EXERCISE INSTRUCTIONS: Return the entries below verbatim. Pictures stay out.
***** EXTRACTED DATA
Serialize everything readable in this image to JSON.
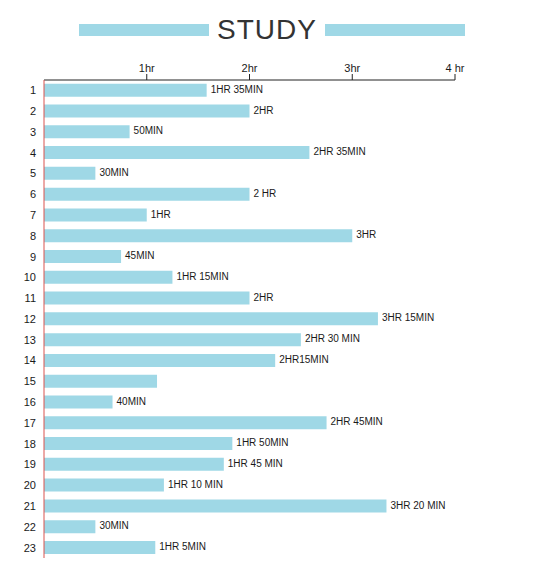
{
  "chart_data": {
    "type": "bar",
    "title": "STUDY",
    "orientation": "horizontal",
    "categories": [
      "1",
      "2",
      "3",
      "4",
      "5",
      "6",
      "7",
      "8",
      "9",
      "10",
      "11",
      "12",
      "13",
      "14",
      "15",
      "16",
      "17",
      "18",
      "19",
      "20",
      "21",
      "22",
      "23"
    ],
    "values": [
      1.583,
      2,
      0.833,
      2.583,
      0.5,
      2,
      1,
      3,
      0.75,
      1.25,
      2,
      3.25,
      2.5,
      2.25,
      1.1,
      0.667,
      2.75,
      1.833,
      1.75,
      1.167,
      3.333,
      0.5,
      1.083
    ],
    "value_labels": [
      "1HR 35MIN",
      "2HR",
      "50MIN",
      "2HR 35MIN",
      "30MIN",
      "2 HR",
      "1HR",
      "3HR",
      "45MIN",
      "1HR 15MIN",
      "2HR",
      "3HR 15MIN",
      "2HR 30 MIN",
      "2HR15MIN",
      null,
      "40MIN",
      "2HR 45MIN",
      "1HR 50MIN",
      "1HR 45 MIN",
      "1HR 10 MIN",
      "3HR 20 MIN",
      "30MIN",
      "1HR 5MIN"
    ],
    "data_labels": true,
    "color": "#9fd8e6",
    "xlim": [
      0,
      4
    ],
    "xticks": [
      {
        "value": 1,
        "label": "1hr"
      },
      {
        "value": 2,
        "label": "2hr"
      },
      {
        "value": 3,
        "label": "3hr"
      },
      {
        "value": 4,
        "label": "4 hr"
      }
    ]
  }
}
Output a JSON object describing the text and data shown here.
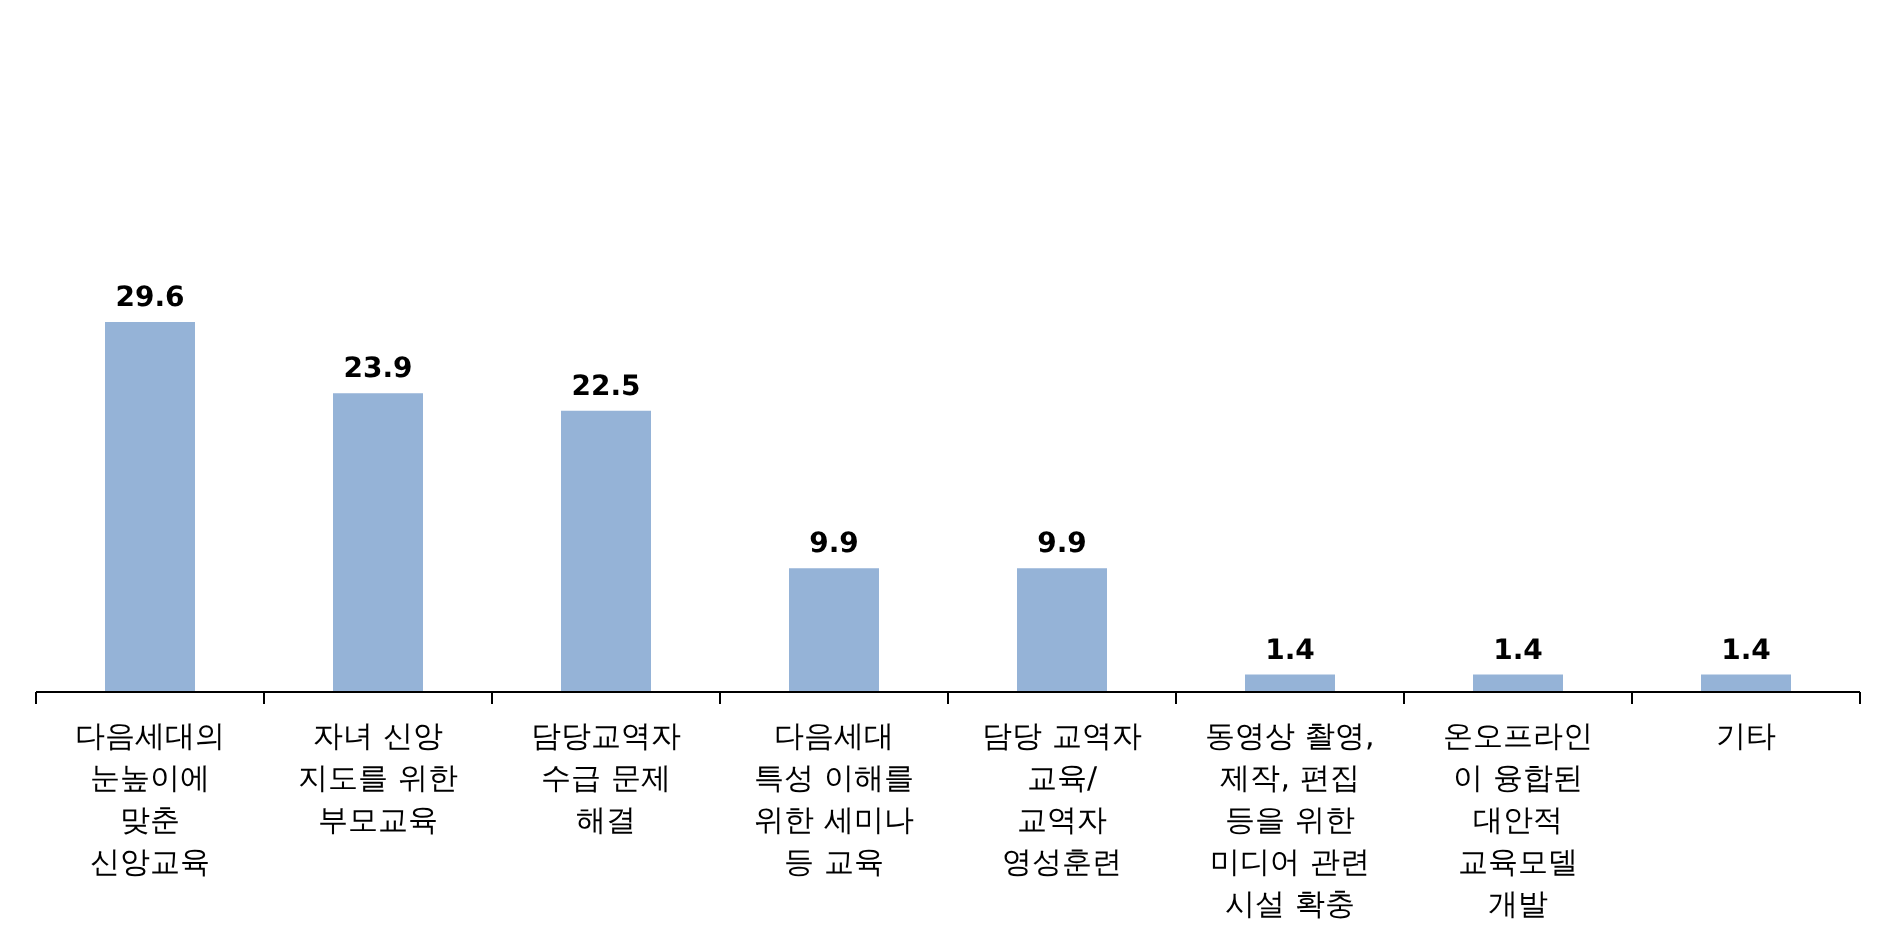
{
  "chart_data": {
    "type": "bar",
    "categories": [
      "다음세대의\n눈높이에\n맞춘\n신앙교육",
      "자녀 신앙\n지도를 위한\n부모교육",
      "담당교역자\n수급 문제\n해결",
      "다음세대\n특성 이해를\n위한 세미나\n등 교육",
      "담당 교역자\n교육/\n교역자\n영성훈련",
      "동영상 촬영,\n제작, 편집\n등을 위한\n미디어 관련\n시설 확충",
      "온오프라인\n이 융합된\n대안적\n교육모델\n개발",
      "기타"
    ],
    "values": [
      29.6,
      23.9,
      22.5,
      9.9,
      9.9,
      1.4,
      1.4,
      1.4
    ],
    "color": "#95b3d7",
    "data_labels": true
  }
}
**********
SOLUTION FOR THIS EXERCISE:
Serialize everything readable in this image to JSON.
{
  "chart_data": {
    "type": "bar",
    "title": "STUDY",
    "orientation": "horizontal",
    "categories": [
      "1",
      "2",
      "3",
      "4",
      "5",
      "6",
      "7",
      "8",
      "9",
      "10",
      "11",
      "12",
      "13",
      "14",
      "15",
      "16",
      "17",
      "18",
      "19",
      "20",
      "21",
      "22",
      "23"
    ],
    "values": [
      1.583,
      2,
      0.833,
      2.583,
      0.5,
      2,
      1,
      3,
      0.75,
      1.25,
      2,
      3.25,
      2.5,
      2.25,
      1.1,
      0.667,
      2.75,
      1.833,
      1.75,
      1.167,
      3.333,
      0.5,
      1.083
    ],
    "value_labels": [
      "1HR 35MIN",
      "2HR",
      "50MIN",
      "2HR 35MIN",
      "30MIN",
      "2 HR",
      "1HR",
      "3HR",
      "45MIN",
      "1HR 15MIN",
      "2HR",
      "3HR 15MIN",
      "2HR 30 MIN",
      "2HR15MIN",
      null,
      "40MIN",
      "2HR 45MIN",
      "1HR 50MIN",
      "1HR 45 MIN",
      "1HR 10 MIN",
      "3HR 20 MIN",
      "30MIN",
      "1HR 5MIN"
    ],
    "data_labels": true,
    "color": "#9fd8e6",
    "xlim": [
      0,
      4
    ],
    "xticks": [
      {
        "value": 1,
        "label": "1hr"
      },
      {
        "value": 2,
        "label": "2hr"
      },
      {
        "value": 3,
        "label": "3hr"
      },
      {
        "value": 4,
        "label": "4 hr"
      }
    ]
  }
}
Output a JSON object describing the text and data shown here.
{
  "chart_data": {
    "type": "bar",
    "categories": [
      "다음세대의\n눈높이에\n맞춘\n신앙교육",
      "자녀 신앙\n지도를 위한\n부모교육",
      "담당교역자\n수급 문제\n해결",
      "다음세대\n특성 이해를\n위한 세미나\n등 교육",
      "담당 교역자\n교육/\n교역자\n영성훈련",
      "동영상 촬영,\n제작, 편집\n등을 위한\n미디어 관련\n시설 확충",
      "온오프라인\n이 융합된\n대안적\n교육모델\n개발",
      "기타"
    ],
    "values": [
      29.6,
      23.9,
      22.5,
      9.9,
      9.9,
      1.4,
      1.4,
      1.4
    ],
    "color": "#95b3d7",
    "data_labels": true
  }
}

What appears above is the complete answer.